Saved entries
-.-.-

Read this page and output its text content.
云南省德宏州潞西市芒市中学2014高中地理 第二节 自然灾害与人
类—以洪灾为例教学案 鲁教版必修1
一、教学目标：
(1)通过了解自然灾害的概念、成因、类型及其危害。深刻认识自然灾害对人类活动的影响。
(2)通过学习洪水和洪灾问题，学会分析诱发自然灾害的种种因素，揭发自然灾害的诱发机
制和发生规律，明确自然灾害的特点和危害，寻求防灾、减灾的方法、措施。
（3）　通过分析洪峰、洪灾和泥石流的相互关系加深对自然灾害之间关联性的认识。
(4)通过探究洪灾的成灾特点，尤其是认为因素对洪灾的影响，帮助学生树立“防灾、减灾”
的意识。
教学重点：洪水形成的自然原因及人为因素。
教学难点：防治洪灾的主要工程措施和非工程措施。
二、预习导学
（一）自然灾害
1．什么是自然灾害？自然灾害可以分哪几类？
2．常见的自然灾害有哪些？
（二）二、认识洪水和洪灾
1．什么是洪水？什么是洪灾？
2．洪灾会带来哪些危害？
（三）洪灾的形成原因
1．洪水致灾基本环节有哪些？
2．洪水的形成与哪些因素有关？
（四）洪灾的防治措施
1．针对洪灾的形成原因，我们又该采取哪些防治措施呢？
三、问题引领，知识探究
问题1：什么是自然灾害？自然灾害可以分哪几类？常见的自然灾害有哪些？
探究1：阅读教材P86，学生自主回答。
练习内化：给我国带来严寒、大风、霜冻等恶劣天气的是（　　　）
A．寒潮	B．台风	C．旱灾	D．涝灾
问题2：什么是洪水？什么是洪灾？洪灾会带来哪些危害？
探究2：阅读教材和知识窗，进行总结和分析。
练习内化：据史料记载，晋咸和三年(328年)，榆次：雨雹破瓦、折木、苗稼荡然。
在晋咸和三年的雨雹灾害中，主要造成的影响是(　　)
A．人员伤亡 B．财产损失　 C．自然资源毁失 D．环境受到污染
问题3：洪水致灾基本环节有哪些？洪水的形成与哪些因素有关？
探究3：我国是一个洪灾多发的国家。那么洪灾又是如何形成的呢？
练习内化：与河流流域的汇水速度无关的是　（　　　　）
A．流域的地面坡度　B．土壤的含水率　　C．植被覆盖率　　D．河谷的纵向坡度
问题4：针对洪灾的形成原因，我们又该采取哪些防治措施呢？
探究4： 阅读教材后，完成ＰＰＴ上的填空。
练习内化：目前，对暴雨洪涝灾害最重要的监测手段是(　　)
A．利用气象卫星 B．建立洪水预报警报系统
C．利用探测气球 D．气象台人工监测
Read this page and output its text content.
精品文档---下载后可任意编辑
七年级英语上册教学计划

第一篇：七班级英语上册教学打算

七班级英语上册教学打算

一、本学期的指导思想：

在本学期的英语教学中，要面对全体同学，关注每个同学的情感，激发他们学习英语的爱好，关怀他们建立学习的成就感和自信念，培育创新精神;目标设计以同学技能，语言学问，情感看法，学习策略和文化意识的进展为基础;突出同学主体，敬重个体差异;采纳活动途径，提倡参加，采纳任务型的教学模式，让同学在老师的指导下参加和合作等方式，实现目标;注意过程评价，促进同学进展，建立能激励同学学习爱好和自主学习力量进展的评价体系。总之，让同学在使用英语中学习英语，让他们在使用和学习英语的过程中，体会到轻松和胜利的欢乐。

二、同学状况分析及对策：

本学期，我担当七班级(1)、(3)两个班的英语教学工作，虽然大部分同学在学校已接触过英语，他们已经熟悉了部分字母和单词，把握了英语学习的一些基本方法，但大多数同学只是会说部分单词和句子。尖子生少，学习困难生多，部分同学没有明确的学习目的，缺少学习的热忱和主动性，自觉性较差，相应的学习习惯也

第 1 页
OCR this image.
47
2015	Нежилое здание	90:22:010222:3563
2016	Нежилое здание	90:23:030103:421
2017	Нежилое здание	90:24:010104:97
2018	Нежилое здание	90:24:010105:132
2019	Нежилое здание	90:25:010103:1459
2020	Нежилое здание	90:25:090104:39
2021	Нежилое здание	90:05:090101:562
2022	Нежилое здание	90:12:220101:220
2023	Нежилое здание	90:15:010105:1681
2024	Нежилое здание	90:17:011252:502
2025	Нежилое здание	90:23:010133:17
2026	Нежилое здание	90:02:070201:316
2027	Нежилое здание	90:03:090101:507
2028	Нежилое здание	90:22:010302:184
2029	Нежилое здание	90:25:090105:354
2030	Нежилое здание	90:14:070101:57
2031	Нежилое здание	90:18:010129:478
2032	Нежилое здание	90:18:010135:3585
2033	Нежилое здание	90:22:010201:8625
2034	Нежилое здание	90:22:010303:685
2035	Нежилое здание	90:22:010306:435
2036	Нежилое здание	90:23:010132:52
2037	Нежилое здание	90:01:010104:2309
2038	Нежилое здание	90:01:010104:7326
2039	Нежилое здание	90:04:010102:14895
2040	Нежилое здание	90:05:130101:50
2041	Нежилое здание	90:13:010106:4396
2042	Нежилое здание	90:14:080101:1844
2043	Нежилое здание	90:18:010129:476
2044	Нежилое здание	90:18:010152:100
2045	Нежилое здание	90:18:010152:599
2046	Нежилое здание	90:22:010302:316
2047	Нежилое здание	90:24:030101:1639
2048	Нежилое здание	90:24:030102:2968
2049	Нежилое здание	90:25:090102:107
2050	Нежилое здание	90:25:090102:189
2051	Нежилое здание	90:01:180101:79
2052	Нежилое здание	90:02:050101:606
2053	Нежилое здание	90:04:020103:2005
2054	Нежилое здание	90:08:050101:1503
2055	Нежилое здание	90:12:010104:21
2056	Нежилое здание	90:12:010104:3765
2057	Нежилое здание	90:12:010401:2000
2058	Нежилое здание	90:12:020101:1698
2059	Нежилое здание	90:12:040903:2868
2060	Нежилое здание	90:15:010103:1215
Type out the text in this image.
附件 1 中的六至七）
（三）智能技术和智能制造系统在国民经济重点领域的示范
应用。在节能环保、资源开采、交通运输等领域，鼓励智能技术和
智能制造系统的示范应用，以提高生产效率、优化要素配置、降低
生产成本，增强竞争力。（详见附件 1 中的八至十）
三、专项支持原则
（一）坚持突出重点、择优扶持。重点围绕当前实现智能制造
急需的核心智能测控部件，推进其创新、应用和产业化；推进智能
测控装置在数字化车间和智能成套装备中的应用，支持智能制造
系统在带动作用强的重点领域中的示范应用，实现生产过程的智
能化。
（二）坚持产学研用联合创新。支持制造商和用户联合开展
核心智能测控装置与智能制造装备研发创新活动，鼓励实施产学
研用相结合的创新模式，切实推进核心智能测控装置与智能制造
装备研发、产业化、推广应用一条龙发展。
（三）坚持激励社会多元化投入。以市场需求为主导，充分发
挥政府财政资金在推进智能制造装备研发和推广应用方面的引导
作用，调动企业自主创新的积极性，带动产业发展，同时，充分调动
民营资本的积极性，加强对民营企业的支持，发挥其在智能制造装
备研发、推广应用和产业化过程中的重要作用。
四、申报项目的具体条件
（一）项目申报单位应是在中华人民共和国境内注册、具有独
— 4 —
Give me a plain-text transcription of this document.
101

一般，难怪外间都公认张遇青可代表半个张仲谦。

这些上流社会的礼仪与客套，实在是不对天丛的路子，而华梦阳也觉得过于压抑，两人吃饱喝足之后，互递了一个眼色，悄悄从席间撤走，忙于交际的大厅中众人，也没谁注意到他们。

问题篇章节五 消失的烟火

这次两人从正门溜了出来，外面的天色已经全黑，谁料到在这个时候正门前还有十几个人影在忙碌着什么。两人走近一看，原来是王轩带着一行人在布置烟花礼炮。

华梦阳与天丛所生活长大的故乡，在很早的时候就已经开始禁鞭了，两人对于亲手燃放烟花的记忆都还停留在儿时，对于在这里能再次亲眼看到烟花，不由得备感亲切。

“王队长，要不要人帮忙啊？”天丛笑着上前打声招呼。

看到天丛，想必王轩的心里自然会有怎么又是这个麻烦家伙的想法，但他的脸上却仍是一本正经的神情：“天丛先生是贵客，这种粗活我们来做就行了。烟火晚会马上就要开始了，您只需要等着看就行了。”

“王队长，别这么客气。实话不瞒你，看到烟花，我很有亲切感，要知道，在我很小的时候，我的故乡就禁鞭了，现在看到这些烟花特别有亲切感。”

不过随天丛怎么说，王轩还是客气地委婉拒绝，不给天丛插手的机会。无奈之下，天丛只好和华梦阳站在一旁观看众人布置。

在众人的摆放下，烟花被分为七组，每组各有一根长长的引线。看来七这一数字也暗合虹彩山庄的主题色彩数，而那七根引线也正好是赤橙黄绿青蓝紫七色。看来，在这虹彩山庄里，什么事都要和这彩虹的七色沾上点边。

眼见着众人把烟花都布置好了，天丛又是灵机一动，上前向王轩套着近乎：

-.-.-

**DIRECTION:**
Report how many lines of the entries hold the word "image". Nothing else is needed.

**EXERCISE SOLUTION:**
2